─── Recorded information

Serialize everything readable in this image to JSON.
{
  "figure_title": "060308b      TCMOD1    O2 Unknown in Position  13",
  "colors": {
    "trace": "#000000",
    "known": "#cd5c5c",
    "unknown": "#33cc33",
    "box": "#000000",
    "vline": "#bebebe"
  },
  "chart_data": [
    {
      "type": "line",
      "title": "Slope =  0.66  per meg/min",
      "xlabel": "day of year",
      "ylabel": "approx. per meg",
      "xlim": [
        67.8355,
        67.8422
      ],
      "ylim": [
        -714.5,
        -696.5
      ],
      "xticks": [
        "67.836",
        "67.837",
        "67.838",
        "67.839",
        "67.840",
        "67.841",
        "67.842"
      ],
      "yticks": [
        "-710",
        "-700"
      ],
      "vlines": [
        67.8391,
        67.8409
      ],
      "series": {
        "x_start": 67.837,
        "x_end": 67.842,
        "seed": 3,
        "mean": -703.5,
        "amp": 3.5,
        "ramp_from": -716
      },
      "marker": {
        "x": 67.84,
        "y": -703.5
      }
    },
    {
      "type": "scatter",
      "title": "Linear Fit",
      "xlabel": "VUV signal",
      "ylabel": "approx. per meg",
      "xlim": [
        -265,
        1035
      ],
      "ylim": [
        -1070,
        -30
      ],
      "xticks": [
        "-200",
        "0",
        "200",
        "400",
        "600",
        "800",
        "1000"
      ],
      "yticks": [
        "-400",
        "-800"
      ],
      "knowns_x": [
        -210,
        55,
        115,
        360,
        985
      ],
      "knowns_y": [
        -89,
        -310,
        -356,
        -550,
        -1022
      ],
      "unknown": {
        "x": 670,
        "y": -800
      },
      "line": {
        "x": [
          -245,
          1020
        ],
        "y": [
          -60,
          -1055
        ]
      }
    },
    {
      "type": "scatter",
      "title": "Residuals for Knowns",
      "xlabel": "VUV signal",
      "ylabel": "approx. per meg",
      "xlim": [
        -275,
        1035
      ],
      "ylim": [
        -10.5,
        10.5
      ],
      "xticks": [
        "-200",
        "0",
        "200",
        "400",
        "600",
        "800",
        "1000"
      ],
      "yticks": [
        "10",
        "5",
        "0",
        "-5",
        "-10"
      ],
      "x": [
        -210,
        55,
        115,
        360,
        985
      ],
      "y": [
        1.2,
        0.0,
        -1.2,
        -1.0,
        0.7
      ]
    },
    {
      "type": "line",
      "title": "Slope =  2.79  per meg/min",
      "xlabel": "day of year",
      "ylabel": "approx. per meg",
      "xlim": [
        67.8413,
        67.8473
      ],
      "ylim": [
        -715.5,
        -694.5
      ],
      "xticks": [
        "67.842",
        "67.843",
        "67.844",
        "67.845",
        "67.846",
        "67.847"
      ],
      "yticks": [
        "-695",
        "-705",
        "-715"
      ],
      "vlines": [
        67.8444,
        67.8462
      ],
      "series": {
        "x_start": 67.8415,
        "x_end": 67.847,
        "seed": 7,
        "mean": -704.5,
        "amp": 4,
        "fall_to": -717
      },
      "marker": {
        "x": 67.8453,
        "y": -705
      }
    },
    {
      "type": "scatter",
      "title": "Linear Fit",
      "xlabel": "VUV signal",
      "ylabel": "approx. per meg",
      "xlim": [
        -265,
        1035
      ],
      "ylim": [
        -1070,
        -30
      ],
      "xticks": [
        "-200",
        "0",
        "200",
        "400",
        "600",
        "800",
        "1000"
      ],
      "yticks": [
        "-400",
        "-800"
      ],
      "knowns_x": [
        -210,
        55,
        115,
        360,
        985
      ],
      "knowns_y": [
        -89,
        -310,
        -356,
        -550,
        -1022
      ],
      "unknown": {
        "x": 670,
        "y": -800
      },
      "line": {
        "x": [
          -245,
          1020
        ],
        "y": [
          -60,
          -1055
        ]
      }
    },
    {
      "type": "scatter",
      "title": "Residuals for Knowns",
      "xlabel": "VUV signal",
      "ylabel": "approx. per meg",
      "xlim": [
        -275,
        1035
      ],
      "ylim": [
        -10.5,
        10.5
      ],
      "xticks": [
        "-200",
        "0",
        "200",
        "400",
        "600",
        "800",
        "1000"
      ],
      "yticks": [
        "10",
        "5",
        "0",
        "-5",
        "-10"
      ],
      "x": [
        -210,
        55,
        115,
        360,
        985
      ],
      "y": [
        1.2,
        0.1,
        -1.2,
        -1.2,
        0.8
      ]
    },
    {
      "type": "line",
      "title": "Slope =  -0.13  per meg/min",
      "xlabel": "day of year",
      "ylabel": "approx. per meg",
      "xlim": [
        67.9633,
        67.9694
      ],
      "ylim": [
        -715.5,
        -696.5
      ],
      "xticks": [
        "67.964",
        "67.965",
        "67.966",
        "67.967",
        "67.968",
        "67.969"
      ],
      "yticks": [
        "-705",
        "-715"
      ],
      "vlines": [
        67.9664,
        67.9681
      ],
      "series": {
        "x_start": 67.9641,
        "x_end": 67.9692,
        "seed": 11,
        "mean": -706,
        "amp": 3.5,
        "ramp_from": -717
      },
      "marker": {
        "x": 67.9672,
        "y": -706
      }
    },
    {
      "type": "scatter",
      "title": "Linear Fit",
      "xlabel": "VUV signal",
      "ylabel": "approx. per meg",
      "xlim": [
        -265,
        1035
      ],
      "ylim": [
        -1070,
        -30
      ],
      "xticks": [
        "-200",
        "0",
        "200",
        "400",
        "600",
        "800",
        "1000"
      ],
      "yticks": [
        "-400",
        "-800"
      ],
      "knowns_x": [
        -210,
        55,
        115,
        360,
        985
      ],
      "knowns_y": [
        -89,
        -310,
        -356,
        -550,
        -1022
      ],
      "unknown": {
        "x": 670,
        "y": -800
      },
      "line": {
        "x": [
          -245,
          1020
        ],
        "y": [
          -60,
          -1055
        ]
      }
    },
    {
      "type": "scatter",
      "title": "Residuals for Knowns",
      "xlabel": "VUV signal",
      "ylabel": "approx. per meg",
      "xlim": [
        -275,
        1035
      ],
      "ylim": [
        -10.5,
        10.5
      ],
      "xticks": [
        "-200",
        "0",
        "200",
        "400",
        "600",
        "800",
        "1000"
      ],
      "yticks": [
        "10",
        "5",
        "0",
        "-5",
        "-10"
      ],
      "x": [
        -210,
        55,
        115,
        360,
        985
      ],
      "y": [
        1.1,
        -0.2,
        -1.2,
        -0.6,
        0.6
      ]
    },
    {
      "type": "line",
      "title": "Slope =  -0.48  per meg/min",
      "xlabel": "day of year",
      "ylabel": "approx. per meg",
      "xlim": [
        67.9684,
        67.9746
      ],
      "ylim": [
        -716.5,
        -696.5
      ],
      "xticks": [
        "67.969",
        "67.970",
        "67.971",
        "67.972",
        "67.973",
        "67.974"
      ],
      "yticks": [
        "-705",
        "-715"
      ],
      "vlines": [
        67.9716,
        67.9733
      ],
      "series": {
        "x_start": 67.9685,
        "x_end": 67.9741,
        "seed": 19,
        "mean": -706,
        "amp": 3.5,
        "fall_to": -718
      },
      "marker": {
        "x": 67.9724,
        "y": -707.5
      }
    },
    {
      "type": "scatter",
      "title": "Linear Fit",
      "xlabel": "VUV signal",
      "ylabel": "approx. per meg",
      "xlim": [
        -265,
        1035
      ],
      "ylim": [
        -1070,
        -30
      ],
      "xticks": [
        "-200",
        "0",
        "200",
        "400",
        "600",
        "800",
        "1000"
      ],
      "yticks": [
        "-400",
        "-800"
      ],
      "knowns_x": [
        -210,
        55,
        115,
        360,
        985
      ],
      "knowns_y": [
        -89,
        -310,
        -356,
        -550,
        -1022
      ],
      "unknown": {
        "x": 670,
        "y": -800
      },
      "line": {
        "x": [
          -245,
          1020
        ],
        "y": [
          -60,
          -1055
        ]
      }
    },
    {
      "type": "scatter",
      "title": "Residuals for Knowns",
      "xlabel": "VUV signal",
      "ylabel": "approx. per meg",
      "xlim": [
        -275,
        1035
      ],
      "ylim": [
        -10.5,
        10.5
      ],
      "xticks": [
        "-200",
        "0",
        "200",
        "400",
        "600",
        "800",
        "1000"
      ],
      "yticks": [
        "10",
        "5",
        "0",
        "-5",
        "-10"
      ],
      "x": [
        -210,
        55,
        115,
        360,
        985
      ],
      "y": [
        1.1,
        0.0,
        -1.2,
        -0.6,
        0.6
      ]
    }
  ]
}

──────

* Stated problem *
Search the records for the word "Slope", then list every line that has it.

* Written reply *
      "title": "Slope =  0.66  per meg/min",
      "title": "Slope =  2.79  per meg/min",
      "title": "Slope =  -0.13  per meg/min",
      "title": "Slope =  -0.48  per meg/min",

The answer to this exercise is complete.